Stated exercise
Transcribe all of the material exactly. Any picture in it should be left out.

Data to use
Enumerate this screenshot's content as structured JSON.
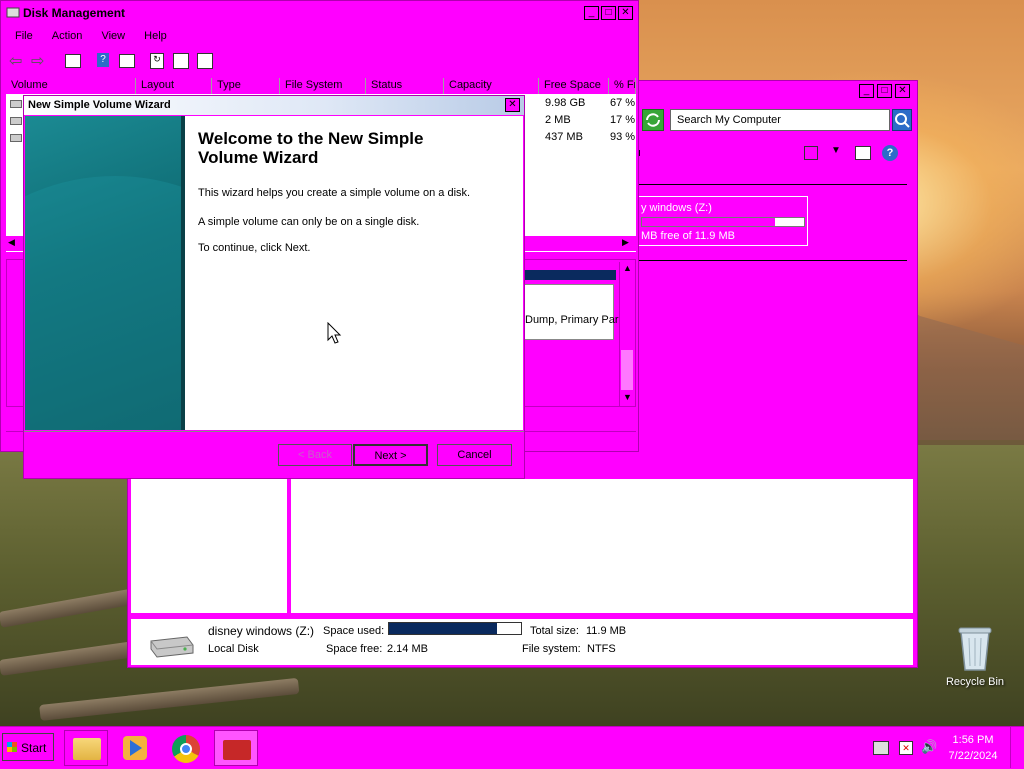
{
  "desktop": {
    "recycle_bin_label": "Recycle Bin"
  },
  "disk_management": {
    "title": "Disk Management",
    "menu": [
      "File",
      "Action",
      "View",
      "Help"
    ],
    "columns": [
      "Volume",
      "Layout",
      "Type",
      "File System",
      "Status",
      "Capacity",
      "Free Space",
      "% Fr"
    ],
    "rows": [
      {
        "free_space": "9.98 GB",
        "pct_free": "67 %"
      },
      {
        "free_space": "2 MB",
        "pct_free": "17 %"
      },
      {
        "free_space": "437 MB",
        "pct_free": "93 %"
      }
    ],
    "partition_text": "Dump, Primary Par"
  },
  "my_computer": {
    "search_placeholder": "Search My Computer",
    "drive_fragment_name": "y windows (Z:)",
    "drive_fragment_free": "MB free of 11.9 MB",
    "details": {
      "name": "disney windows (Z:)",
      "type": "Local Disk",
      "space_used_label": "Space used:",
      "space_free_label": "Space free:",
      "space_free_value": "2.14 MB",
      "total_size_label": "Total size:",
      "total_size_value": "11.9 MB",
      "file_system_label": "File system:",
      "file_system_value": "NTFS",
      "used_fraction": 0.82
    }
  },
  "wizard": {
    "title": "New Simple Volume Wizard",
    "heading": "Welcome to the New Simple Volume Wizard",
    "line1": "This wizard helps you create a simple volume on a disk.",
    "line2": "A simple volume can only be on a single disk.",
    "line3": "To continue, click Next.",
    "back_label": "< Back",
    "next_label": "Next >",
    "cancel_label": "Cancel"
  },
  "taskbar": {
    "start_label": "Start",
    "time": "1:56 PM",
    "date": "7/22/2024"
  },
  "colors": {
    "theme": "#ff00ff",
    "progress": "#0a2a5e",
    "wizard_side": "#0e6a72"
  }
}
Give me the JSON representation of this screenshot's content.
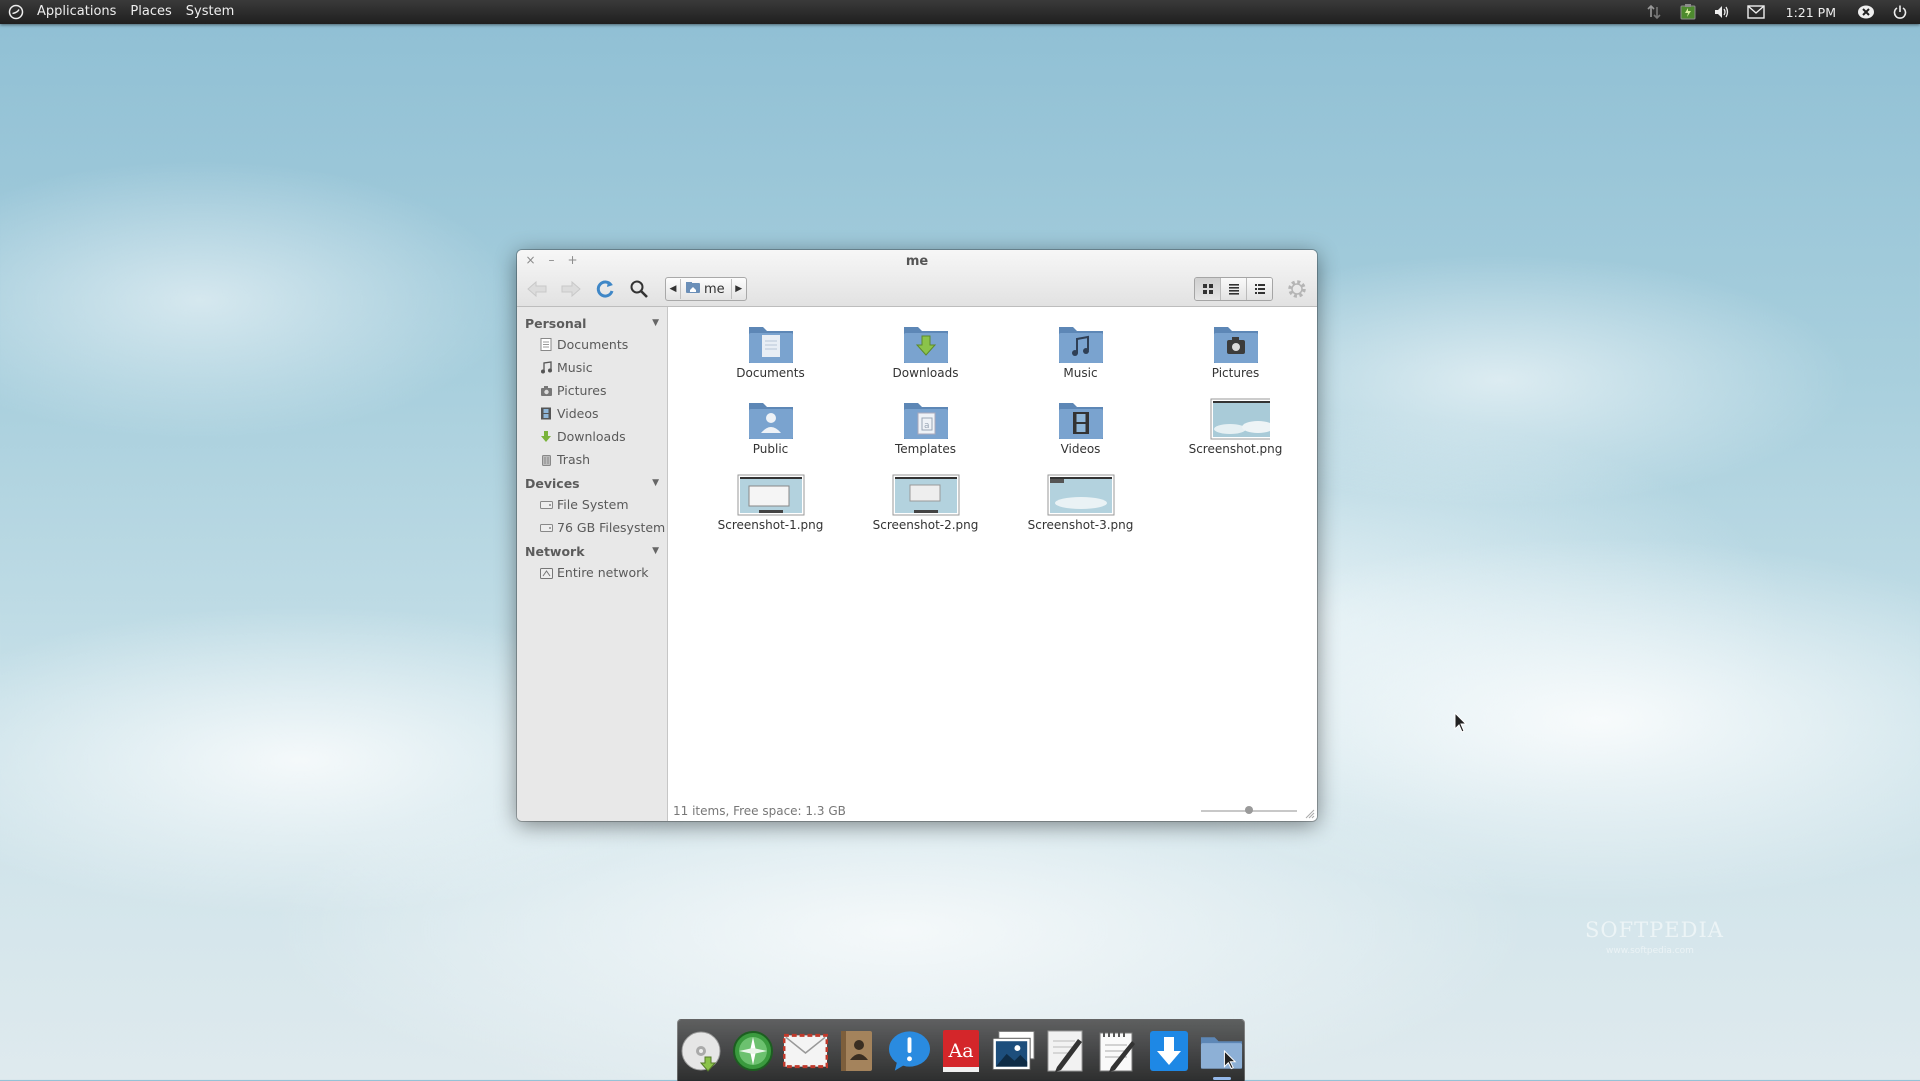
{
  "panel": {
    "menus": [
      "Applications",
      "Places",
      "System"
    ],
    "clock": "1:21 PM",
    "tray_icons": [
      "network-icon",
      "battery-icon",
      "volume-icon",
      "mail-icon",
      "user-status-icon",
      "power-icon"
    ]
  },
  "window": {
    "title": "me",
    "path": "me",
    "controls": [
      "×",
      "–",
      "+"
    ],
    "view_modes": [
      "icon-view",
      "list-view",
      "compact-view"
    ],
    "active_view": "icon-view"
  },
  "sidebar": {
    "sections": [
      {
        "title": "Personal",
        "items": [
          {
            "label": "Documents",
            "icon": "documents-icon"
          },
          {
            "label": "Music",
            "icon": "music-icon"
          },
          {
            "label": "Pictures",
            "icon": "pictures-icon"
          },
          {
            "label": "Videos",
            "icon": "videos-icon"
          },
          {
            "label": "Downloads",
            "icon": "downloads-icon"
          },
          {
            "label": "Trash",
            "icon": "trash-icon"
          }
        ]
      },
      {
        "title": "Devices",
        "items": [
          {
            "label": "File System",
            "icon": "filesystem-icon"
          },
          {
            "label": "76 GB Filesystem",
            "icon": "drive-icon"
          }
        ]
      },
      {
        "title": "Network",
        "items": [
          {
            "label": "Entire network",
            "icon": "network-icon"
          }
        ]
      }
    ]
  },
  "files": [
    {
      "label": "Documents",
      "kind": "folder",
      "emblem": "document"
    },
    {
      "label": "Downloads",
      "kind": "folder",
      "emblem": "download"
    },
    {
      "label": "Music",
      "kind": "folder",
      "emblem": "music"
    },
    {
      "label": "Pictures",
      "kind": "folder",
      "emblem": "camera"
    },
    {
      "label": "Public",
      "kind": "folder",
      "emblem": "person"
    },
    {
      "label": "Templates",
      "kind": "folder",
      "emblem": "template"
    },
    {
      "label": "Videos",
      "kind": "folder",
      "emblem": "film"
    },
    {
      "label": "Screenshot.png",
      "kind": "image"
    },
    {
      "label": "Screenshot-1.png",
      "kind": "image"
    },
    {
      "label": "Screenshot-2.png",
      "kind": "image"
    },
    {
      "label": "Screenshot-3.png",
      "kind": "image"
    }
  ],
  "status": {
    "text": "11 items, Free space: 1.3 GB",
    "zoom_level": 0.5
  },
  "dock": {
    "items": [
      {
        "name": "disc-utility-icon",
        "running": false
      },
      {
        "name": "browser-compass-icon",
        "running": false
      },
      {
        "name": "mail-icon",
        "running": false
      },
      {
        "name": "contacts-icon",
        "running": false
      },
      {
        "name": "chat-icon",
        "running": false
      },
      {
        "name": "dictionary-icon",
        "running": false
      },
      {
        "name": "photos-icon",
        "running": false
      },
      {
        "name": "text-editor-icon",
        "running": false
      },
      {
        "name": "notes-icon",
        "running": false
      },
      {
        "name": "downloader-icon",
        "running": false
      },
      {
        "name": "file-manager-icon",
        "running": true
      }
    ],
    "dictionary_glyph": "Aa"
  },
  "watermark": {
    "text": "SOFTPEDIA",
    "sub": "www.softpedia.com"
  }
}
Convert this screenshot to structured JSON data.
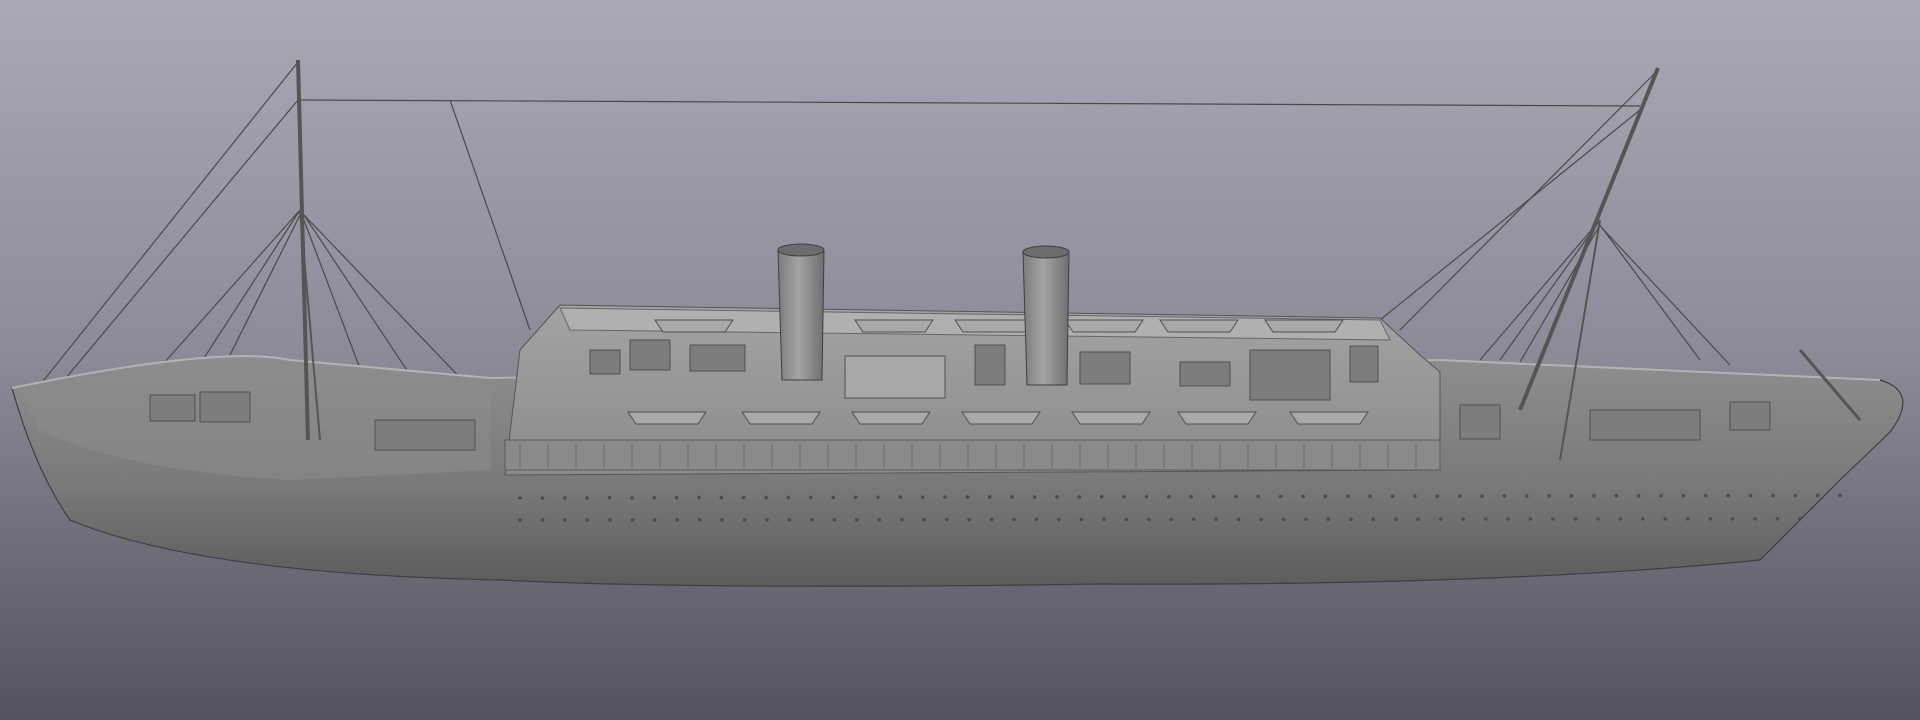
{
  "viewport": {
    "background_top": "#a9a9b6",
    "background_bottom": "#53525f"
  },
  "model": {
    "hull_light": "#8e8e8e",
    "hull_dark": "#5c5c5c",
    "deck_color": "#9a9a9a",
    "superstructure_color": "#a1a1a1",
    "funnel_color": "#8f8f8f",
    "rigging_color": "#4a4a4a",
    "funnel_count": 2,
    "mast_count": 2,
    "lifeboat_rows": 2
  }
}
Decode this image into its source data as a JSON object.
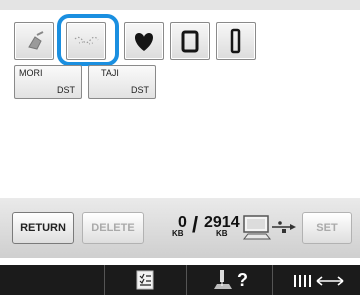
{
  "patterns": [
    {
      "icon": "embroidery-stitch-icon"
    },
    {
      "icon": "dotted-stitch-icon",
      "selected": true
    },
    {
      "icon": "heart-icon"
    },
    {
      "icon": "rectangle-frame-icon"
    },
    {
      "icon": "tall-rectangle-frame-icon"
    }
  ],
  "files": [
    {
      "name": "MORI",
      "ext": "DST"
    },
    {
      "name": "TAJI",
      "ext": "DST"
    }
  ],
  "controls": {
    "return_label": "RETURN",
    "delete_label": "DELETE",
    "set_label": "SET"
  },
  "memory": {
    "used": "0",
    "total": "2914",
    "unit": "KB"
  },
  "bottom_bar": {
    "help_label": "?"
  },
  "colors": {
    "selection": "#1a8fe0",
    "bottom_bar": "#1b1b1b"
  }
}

Task output
Enumerate this screenshot's content as structured JSON.
{
  "desktop": {
    "recycle_bin_label": "Recycle Bin"
  },
  "disk_management": {
    "title": "Disk Management",
    "menu": [
      "File",
      "Action",
      "View",
      "Help"
    ],
    "columns": [
      "Volume",
      "Layout",
      "Type",
      "File System",
      "Status",
      "Capacity",
      "Free Space",
      "% Fr"
    ],
    "rows": [
      {
        "free_space": "9.98 GB",
        "pct_free": "67 %"
      },
      {
        "free_space": "2 MB",
        "pct_free": "17 %"
      },
      {
        "free_space": "437 MB",
        "pct_free": "93 %"
      }
    ],
    "partition_text": "Dump, Primary Par"
  },
  "my_computer": {
    "search_placeholder": "Search My Computer",
    "drive_fragment_name": "y windows (Z:)",
    "drive_fragment_free": "MB free of 11.9 MB",
    "details": {
      "name": "disney windows (Z:)",
      "type": "Local Disk",
      "space_used_label": "Space used:",
      "space_free_label": "Space free:",
      "space_free_value": "2.14 MB",
      "total_size_label": "Total size:",
      "total_size_value": "11.9 MB",
      "file_system_label": "File system:",
      "file_system_value": "NTFS",
      "used_fraction": 0.82
    }
  },
  "wizard": {
    "title": "New Simple Volume Wizard",
    "heading": "Welcome to the New Simple Volume Wizard",
    "line1": "This wizard helps you create a simple volume on a disk.",
    "line2": "A simple volume can only be on a single disk.",
    "line3": "To continue, click Next.",
    "back_label": "< Back",
    "next_label": "Next >",
    "cancel_label": "Cancel"
  },
  "taskbar": {
    "start_label": "Start",
    "time": "1:56 PM",
    "date": "7/22/2024"
  },
  "colors": {
    "theme": "#ff00ff",
    "progress": "#0a2a5e",
    "wizard_side": "#0e6a72"
  }
}
Give me the JSON representation of this screenshot's content.
{
  "panel": {
    "menus": [
      "Applications",
      "Places",
      "System"
    ],
    "clock": "1:21 PM",
    "tray_icons": [
      "network-icon",
      "battery-icon",
      "volume-icon",
      "mail-icon",
      "user-status-icon",
      "power-icon"
    ]
  },
  "window": {
    "title": "me",
    "path": "me",
    "controls": [
      "×",
      "–",
      "+"
    ],
    "view_modes": [
      "icon-view",
      "list-view",
      "compact-view"
    ],
    "active_view": "icon-view"
  },
  "sidebar": {
    "sections": [
      {
        "title": "Personal",
        "items": [
          {
            "label": "Documents",
            "icon": "documents-icon"
          },
          {
            "label": "Music",
            "icon": "music-icon"
          },
          {
            "label": "Pictures",
            "icon": "pictures-icon"
          },
          {
            "label": "Videos",
            "icon": "videos-icon"
          },
          {
            "label": "Downloads",
            "icon": "downloads-icon"
          },
          {
            "label": "Trash",
            "icon": "trash-icon"
          }
        ]
      },
      {
        "title": "Devices",
        "items": [
          {
            "label": "File System",
            "icon": "filesystem-icon"
          },
          {
            "label": "76 GB Filesystem",
            "icon": "drive-icon"
          }
        ]
      },
      {
        "title": "Network",
        "items": [
          {
            "label": "Entire network",
            "icon": "network-icon"
          }
        ]
      }
    ]
  },
  "files": [
    {
      "label": "Documents",
      "kind": "folder",
      "emblem": "document"
    },
    {
      "label": "Downloads",
      "kind": "folder",
      "emblem": "download"
    },
    {
      "label": "Music",
      "kind": "folder",
      "emblem": "music"
    },
    {
      "label": "Pictures",
      "kind": "folder",
      "emblem": "camera"
    },
    {
      "label": "Public",
      "kind": "folder",
      "emblem": "person"
    },
    {
      "label": "Templates",
      "kind": "folder",
      "emblem": "template"
    },
    {
      "label": "Videos",
      "kind": "folder",
      "emblem": "film"
    },
    {
      "label": "Screenshot.png",
      "kind": "image"
    },
    {
      "label": "Screenshot-1.png",
      "kind": "image"
    },
    {
      "label": "Screenshot-2.png",
      "kind": "image"
    },
    {
      "label": "Screenshot-3.png",
      "kind": "image"
    }
  ],
  "status": {
    "text": "11 items, Free space: 1.3 GB",
    "zoom_level": 0.5
  },
  "dock": {
    "items": [
      {
        "name": "disc-utility-icon",
        "running": false
      },
      {
        "name": "browser-compass-icon",
        "running": false
      },
      {
        "name": "mail-icon",
        "running": false
      },
      {
        "name": "contacts-icon",
        "running": false
      },
      {
        "name": "chat-icon",
        "running": false
      },
      {
        "name": "dictionary-icon",
        "running": false
      },
      {
        "name": "photos-icon",
        "running": false
      },
      {
        "name": "text-editor-icon",
        "running": false
      },
      {
        "name": "notes-icon",
        "running": false
      },
      {
        "name": "downloader-icon",
        "running": false
      },
      {
        "name": "file-manager-icon",
        "running": true
      }
    ],
    "dictionary_glyph": "Aa"
  },
  "watermark": {
    "text": "SOFTPEDIA",
    "sub": "www.softpedia.com"
  }
}
Convert this screenshot to structured JSON data.
{
  "viewport": {
    "background_top": "#a9a9b6",
    "background_bottom": "#53525f"
  },
  "model": {
    "hull_light": "#8e8e8e",
    "hull_dark": "#5c5c5c",
    "deck_color": "#9a9a9a",
    "superstructure_color": "#a1a1a1",
    "funnel_color": "#8f8f8f",
    "rigging_color": "#4a4a4a",
    "funnel_count": 2,
    "mast_count": 2,
    "lifeboat_rows": 2
  }
}
Decode this image into its source data as a JSON object.
{
  "patterns": [
    {
      "icon": "embroidery-stitch-icon"
    },
    {
      "icon": "dotted-stitch-icon",
      "selected": true
    },
    {
      "icon": "heart-icon"
    },
    {
      "icon": "rectangle-frame-icon"
    },
    {
      "icon": "tall-rectangle-frame-icon"
    }
  ],
  "files": [
    {
      "name": "MORI",
      "ext": "DST"
    },
    {
      "name": "TAJI",
      "ext": "DST"
    }
  ],
  "controls": {
    "return_label": "RETURN",
    "delete_label": "DELETE",
    "set_label": "SET"
  },
  "memory": {
    "used": "0",
    "total": "2914",
    "unit": "KB"
  },
  "bottom_bar": {
    "help_label": "?"
  },
  "colors": {
    "selection": "#1a8fe0",
    "bottom_bar": "#1b1b1b"
  }
}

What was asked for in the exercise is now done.